- **Exercise objective**: Scan the material and copy every line in which "image" appears.

Excerpt from a dataset
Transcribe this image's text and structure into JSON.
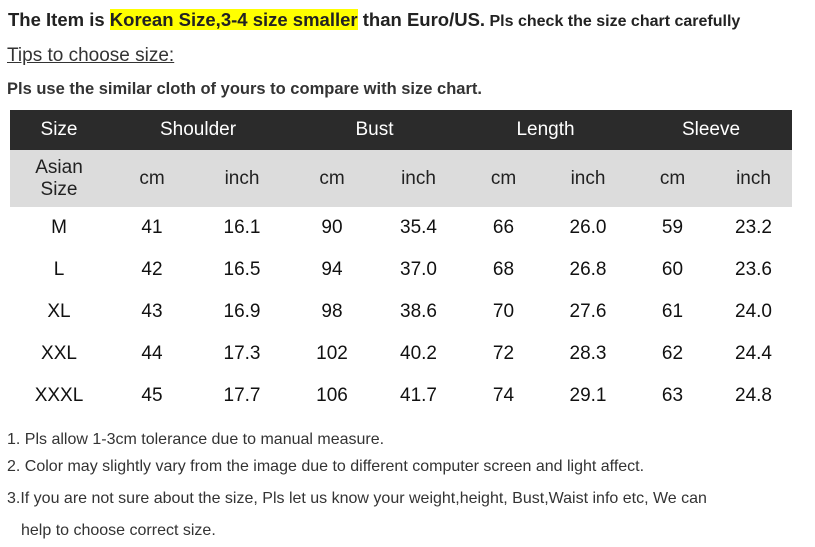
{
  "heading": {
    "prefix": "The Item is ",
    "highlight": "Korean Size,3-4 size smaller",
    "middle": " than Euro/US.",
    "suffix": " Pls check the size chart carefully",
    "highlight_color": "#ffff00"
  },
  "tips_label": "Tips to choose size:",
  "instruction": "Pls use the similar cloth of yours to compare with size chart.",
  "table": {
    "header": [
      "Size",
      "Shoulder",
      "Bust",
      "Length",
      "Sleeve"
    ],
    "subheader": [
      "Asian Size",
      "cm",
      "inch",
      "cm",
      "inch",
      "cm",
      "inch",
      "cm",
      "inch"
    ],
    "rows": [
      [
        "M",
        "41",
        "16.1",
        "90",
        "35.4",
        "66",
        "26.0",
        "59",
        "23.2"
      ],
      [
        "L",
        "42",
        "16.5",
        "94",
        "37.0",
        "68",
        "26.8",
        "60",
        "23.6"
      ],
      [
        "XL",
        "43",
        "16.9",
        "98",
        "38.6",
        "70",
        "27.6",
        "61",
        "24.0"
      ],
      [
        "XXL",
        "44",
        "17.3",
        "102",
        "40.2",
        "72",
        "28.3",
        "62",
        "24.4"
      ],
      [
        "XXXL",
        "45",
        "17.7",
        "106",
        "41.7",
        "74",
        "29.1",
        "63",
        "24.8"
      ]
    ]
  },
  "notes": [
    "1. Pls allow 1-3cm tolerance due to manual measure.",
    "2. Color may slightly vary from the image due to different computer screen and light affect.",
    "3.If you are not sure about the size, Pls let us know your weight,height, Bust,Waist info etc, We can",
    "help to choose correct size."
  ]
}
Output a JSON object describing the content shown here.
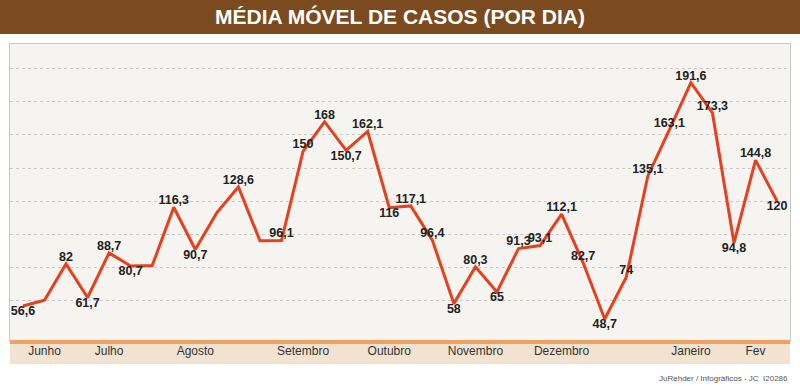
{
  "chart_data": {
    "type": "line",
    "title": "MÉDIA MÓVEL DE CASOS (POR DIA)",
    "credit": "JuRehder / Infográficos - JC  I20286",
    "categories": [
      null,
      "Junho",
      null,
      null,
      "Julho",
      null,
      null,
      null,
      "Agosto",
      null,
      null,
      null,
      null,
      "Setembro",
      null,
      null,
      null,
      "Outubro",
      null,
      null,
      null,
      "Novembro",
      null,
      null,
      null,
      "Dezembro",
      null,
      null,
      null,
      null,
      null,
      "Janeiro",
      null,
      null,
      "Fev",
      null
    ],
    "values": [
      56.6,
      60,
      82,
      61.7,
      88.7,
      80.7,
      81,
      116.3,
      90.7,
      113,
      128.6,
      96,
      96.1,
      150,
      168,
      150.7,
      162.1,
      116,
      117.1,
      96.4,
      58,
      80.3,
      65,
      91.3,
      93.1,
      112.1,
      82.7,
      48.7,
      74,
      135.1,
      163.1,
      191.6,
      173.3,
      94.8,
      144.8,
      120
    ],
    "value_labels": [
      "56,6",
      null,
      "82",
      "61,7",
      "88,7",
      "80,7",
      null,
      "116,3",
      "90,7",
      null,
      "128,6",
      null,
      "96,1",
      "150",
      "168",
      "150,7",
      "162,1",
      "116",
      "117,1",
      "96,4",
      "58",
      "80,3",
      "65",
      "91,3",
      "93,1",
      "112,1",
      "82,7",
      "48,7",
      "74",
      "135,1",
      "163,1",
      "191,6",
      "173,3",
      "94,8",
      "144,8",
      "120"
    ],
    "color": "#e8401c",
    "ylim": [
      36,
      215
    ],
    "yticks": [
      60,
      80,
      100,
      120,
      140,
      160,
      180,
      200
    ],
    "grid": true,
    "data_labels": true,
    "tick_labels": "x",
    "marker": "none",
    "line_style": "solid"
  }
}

- **Exercise output**:
Transcribe this image's text and structure into JSON.
    "2. Color may slightly vary from the image due to different computer screen and light affect.",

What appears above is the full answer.